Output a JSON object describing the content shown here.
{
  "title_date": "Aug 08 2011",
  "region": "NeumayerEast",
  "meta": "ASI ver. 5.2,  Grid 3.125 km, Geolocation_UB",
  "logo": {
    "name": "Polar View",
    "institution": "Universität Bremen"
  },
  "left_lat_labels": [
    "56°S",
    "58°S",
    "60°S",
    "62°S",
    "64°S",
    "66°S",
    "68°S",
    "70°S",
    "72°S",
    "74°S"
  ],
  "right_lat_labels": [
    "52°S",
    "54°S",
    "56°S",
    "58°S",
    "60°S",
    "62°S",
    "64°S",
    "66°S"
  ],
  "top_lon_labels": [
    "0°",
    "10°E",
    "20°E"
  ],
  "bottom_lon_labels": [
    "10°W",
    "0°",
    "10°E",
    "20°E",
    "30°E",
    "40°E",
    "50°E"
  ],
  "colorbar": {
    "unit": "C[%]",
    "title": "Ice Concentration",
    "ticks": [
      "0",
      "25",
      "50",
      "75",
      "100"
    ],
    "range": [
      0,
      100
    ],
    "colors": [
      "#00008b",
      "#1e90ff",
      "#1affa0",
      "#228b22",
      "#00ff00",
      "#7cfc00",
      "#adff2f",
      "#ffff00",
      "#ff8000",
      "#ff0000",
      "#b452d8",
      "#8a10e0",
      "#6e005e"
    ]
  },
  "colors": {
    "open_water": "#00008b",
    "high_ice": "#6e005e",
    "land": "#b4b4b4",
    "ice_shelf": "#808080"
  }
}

- - -

Goal — From the records above, please extract every line and repeat it exactly.

Solution —
Output a JSON object describing the content shown here.
{
  "title_date": "Aug 08 2011",
  "region": "NeumayerEast",
  "meta": "ASI ver. 5.2,  Grid 3.125 km, Geolocation_UB",
  "logo": {
    "name": "Polar View",
    "institution": "Universität Bremen"
  },
  "left_lat_labels": [
    "56°S",
    "58°S",
    "60°S",
    "62°S",
    "64°S",
    "66°S",
    "68°S",
    "70°S",
    "72°S",
    "74°S"
  ],
  "right_lat_labels": [
    "52°S",
    "54°S",
    "56°S",
    "58°S",
    "60°S",
    "62°S",
    "64°S",
    "66°S"
  ],
  "top_lon_labels": [
    "0°",
    "10°E",
    "20°E"
  ],
  "bottom_lon_labels": [
    "10°W",
    "0°",
    "10°E",
    "20°E",
    "30°E",
    "40°E",
    "50°E"
  ],
  "colorbar": {
    "unit": "C[%]",
    "title": "Ice Concentration",
    "ticks": [
      "0",
      "25",
      "50",
      "75",
      "100"
    ],
    "range": [
      0,
      100
    ],
    "colors": [
      "#00008b",
      "#1e90ff",
      "#1affa0",
      "#228b22",
      "#00ff00",
      "#7cfc00",
      "#adff2f",
      "#ffff00",
      "#ff8000",
      "#ff0000",
      "#b452d8",
      "#8a10e0",
      "#6e005e"
    ]
  },
  "colors": {
    "open_water": "#00008b",
    "high_ice": "#6e005e",
    "land": "#b4b4b4",
    "ice_shelf": "#808080"
  }
}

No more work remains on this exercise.